# [The request]
Count every line in the entries that contains "this". Report that count alone.

+++ Source material +++

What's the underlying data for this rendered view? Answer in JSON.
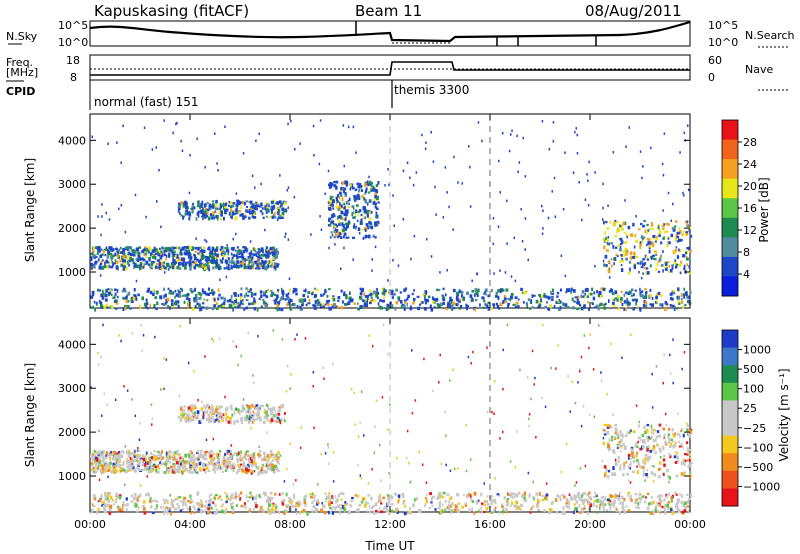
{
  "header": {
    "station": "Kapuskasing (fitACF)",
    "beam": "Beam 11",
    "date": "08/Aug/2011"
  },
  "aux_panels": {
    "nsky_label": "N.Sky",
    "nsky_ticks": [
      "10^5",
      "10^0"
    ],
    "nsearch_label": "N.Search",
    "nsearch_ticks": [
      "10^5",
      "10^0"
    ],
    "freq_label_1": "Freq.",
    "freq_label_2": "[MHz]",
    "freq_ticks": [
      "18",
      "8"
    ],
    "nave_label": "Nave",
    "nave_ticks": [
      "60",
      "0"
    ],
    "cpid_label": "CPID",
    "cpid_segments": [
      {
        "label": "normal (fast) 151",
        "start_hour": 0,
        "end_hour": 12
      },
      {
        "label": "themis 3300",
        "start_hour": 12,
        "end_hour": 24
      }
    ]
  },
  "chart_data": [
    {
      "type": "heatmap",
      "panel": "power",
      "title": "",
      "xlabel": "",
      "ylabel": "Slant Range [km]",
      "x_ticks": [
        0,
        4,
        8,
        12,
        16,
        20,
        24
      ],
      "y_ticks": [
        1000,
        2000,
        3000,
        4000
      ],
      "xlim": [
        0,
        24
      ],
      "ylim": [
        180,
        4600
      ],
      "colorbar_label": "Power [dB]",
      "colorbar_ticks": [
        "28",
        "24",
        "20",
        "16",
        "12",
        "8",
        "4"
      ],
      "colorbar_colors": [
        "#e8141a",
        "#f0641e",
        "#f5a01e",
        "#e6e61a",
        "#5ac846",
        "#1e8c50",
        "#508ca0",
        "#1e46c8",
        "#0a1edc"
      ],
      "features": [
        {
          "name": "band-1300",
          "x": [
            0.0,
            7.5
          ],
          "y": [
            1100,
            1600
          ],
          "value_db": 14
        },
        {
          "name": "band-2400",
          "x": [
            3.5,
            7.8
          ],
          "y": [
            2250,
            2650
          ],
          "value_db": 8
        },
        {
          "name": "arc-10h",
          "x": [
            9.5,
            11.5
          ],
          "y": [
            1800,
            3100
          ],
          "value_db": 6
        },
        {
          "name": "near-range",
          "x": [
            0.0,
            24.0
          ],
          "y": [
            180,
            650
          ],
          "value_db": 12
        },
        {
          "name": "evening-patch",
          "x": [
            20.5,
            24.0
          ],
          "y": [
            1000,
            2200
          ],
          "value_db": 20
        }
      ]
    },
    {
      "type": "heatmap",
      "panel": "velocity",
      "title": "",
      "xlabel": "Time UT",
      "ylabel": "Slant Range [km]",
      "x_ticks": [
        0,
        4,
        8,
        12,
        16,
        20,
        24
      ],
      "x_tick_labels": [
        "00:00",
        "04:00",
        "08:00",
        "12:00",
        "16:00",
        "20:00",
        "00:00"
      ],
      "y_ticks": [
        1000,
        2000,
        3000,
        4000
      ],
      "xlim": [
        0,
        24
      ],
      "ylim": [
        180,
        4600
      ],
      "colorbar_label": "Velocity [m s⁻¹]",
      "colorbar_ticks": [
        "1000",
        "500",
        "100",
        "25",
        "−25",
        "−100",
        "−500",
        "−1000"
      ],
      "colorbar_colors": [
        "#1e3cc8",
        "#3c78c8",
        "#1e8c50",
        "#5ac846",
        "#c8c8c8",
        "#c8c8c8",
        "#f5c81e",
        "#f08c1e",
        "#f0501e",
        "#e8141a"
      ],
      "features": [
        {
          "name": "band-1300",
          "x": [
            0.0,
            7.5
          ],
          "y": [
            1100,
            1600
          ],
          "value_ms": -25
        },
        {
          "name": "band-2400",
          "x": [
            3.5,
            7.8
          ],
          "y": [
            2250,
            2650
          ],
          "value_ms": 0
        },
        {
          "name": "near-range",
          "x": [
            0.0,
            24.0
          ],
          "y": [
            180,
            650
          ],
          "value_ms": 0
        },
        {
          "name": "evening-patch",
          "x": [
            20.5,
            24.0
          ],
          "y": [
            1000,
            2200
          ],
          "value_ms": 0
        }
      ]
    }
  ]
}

+++
+++ Source material +++

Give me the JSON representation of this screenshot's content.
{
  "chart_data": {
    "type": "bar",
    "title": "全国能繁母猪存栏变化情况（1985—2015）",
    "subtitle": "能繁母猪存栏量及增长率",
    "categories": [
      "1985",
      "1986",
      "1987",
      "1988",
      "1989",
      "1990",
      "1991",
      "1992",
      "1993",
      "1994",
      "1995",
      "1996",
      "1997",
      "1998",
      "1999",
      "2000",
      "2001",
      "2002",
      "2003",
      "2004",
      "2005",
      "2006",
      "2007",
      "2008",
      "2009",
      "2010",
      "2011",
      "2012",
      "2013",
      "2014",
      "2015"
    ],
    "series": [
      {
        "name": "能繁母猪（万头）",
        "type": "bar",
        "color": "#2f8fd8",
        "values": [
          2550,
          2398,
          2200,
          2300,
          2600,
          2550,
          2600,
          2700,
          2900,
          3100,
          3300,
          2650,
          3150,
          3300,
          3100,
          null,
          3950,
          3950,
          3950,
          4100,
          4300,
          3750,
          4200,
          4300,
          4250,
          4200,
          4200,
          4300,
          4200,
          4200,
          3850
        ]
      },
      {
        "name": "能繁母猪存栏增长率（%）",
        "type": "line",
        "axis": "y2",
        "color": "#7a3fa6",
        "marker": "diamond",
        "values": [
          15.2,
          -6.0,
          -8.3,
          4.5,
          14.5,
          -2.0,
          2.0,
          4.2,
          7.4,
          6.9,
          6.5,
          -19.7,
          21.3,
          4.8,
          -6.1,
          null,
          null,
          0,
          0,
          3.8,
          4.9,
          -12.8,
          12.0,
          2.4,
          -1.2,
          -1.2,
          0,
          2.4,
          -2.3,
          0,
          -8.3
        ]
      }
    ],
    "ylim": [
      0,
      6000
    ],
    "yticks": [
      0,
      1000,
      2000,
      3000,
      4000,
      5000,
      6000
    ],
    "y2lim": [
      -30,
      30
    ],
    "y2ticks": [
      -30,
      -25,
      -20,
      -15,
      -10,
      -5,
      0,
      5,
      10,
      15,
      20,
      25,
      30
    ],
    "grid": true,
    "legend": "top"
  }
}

+++

# [Response]
2